TO BE DONE: Find every line in the records below that holds the word "انظر", and copy each one.

Dataset items
--- Begin ---

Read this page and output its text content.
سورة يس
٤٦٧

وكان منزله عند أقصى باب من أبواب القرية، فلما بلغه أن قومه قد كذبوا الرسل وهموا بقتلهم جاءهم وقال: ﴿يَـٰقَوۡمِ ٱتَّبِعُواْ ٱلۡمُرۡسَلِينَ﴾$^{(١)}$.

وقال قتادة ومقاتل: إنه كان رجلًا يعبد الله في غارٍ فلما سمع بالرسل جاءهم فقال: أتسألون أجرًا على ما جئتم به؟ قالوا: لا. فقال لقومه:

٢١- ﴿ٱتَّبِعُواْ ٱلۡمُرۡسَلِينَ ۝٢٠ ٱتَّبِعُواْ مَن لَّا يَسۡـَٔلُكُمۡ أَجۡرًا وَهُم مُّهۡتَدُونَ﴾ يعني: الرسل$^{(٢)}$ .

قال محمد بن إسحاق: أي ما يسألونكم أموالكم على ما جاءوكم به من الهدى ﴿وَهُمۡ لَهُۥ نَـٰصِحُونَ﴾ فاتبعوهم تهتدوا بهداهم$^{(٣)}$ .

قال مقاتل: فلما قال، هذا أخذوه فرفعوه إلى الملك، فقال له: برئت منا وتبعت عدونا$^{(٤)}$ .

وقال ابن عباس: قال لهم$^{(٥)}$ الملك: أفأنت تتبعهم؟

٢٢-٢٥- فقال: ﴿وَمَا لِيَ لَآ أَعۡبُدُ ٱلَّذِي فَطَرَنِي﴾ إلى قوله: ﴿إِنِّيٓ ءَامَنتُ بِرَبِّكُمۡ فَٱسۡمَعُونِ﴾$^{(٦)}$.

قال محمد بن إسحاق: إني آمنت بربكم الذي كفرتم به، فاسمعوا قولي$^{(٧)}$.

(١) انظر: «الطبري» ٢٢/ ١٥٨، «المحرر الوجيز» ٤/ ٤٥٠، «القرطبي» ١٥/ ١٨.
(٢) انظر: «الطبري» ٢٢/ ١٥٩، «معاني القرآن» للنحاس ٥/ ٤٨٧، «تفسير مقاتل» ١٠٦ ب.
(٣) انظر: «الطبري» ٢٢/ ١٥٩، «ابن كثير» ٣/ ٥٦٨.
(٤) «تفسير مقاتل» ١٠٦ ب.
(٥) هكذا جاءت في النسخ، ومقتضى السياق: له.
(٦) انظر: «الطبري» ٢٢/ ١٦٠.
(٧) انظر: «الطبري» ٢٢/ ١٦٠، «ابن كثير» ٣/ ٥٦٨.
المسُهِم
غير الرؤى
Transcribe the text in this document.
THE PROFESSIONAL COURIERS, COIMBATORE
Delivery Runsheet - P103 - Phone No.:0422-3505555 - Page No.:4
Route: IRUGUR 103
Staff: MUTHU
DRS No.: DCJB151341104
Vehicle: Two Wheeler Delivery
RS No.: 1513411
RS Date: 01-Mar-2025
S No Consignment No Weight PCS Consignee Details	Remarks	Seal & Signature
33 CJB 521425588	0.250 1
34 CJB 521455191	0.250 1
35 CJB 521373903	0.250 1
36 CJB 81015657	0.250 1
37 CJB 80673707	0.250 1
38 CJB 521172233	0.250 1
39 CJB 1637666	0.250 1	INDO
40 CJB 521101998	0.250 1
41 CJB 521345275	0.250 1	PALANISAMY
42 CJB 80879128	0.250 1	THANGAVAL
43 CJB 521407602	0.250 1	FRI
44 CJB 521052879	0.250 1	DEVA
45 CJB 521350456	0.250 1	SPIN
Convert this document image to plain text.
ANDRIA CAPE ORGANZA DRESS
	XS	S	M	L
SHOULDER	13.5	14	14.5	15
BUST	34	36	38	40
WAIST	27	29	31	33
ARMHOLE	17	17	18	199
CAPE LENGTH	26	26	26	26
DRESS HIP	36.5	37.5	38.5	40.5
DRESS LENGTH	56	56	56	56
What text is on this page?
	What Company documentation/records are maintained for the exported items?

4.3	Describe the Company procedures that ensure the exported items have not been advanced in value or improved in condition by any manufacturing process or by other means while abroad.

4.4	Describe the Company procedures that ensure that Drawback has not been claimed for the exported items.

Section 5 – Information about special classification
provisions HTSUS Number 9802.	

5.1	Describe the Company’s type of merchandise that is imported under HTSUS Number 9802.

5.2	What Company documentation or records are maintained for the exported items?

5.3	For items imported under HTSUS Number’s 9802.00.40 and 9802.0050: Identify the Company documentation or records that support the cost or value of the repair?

--- End ---

THE SOLUTION:
(١) انظر: «الطبري» ٢٢/ ١٥٨، «المحرر الوجيز» ٤/ ٤٥٠، «القرطبي» ١٥/ ١٨.
(٢) انظر: «الطبري» ٢٢/ ١٥٩، «معاني القرآن» للنحاس ٥/ ٤٨٧، «تفسير مقاتل» ١٠٦ ب.
(٣) انظر: «الطبري» ٢٢/ ١٥٩، «ابن كثير» ٣/ ٥٦٨.
(٦) انظر: «الطبري» ٢٢/ ١٦٠.
(٧) انظر: «الطبري» ٢٢/ ١٦٠، «ابن كثير» ٣/ ٥٦٨.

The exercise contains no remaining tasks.